- **Set exercise**
Search the entries below. Return every line that has "time" in it.

(Dataset excerpts)
::::::::::

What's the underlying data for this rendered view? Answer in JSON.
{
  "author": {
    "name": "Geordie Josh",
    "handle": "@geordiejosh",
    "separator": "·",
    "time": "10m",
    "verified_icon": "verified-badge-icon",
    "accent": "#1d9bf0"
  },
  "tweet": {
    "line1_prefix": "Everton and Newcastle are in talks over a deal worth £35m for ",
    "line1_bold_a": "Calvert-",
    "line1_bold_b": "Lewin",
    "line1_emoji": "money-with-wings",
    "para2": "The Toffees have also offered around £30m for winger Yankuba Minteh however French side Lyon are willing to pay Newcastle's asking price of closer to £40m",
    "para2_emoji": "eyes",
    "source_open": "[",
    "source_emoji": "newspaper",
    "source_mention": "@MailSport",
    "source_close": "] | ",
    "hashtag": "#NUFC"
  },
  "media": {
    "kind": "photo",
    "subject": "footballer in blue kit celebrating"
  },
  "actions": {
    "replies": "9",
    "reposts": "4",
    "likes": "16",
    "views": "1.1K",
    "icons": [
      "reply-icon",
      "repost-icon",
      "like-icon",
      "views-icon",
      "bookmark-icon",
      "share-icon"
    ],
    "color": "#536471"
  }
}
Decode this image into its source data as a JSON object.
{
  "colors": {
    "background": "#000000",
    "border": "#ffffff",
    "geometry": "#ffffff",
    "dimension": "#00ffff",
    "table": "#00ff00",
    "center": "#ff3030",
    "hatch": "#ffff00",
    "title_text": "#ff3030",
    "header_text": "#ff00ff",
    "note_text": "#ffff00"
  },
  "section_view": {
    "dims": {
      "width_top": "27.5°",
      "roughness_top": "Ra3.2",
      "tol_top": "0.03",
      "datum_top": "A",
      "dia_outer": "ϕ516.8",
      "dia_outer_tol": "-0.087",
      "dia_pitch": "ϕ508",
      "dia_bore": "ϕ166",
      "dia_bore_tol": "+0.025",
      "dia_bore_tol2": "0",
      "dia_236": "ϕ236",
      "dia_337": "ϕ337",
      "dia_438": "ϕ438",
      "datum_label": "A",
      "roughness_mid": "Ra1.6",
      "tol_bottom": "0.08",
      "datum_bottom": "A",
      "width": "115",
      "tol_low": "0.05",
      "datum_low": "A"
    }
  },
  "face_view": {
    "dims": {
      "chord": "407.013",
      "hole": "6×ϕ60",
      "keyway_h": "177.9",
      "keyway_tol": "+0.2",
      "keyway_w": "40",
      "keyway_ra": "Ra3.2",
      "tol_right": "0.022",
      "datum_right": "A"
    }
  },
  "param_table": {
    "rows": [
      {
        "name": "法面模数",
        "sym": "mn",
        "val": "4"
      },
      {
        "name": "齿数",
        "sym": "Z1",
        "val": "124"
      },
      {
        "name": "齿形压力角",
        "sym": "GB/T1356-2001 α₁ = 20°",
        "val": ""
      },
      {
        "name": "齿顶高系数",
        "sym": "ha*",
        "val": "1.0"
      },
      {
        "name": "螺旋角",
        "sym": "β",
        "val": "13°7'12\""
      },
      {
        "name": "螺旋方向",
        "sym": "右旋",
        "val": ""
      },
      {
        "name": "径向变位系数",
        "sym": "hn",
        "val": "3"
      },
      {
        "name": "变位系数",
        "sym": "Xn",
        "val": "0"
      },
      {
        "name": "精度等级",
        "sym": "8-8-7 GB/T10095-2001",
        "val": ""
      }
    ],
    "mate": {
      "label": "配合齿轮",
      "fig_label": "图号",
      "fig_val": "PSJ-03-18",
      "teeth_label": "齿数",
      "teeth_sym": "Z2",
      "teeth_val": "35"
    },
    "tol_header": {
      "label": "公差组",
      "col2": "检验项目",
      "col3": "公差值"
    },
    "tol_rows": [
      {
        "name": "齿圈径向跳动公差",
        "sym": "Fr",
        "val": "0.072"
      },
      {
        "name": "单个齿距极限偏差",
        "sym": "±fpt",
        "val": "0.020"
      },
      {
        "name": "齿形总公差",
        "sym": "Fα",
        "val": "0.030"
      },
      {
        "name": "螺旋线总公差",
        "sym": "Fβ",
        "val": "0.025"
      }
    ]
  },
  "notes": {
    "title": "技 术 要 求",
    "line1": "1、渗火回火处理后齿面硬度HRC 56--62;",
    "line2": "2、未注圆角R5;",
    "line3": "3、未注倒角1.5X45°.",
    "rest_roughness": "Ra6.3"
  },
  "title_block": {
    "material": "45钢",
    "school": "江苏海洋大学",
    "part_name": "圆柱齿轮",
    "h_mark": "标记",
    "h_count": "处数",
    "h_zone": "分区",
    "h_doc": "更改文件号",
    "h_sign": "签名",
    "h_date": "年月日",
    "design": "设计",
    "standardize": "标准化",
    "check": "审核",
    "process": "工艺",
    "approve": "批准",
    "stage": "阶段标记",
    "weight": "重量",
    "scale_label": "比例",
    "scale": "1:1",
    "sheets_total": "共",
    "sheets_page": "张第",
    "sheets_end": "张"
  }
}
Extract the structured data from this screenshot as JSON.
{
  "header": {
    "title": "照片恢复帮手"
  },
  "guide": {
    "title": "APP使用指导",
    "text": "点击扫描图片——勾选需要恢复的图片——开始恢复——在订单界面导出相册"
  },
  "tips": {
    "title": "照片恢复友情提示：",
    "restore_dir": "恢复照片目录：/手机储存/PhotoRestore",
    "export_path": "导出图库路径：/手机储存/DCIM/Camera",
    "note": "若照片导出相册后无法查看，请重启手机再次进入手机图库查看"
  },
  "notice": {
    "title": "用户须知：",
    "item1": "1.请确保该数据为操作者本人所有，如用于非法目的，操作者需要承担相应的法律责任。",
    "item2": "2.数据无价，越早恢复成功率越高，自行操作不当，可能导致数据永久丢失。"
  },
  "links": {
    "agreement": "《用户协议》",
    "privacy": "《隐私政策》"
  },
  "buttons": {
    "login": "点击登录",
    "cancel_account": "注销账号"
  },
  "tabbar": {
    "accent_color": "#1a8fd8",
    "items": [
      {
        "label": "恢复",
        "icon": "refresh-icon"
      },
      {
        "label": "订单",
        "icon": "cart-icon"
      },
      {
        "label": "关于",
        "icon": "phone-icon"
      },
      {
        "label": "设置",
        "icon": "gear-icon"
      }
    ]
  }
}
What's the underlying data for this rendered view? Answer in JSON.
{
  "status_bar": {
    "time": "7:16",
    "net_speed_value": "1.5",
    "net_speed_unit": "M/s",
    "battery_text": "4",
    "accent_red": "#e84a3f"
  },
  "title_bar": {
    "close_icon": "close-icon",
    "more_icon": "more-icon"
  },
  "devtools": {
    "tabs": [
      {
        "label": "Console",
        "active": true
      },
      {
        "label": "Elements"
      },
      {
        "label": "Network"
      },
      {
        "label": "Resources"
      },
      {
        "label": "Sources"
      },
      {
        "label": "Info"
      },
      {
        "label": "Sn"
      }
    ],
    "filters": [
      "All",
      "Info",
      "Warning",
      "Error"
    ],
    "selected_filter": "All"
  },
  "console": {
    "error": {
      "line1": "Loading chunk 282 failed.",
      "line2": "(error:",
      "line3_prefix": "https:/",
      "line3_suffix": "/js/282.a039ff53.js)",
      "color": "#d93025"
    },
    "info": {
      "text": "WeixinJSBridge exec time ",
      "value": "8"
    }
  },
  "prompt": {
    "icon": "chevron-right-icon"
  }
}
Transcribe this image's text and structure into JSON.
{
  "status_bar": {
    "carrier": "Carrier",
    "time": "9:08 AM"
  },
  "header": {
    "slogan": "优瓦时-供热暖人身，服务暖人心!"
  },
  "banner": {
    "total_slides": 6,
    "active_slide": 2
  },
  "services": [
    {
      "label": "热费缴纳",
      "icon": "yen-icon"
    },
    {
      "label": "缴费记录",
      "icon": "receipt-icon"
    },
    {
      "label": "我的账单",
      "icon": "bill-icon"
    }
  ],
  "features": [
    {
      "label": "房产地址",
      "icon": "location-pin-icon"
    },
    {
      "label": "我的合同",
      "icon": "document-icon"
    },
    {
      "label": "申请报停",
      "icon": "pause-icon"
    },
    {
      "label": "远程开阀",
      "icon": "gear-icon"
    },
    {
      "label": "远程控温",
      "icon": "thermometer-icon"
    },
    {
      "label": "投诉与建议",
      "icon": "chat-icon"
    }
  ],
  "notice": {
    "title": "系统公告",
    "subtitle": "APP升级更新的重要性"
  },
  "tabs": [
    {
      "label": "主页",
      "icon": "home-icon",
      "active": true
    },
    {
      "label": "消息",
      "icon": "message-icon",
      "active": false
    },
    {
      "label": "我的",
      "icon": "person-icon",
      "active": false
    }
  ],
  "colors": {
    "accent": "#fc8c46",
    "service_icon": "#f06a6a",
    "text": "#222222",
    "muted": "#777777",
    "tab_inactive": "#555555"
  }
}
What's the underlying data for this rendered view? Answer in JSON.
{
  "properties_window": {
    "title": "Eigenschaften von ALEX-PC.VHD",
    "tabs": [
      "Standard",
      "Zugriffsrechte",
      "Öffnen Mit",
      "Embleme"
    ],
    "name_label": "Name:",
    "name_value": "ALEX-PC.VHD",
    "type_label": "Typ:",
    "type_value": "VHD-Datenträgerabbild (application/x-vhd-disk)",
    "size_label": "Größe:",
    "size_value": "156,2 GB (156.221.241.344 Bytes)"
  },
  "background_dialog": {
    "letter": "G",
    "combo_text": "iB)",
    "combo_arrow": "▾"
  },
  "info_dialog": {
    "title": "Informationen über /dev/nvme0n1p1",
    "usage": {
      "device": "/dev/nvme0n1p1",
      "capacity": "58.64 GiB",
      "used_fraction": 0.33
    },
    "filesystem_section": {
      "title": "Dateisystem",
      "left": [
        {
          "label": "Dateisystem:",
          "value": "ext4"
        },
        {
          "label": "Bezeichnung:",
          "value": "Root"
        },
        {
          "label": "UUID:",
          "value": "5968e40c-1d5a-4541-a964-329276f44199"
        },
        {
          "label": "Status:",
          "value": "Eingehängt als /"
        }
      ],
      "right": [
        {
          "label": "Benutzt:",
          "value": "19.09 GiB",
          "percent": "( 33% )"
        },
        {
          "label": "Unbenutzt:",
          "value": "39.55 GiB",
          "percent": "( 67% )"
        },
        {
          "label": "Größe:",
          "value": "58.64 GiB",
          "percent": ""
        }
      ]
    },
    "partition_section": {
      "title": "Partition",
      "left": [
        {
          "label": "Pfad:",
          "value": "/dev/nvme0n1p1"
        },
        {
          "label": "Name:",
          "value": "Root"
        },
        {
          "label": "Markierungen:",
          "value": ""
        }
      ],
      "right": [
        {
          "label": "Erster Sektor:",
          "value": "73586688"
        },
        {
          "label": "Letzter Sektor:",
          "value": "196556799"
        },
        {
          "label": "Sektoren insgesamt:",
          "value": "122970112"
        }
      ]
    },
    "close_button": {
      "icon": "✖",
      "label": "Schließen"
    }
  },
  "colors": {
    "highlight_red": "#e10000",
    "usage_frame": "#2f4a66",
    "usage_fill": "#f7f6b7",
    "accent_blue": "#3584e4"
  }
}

::::::::::

- **Exercise solution**
    "time": "10m",
    "time": "7:16",
      "text": "WeixinJSBridge exec time ",
    "time": "9:08 AM"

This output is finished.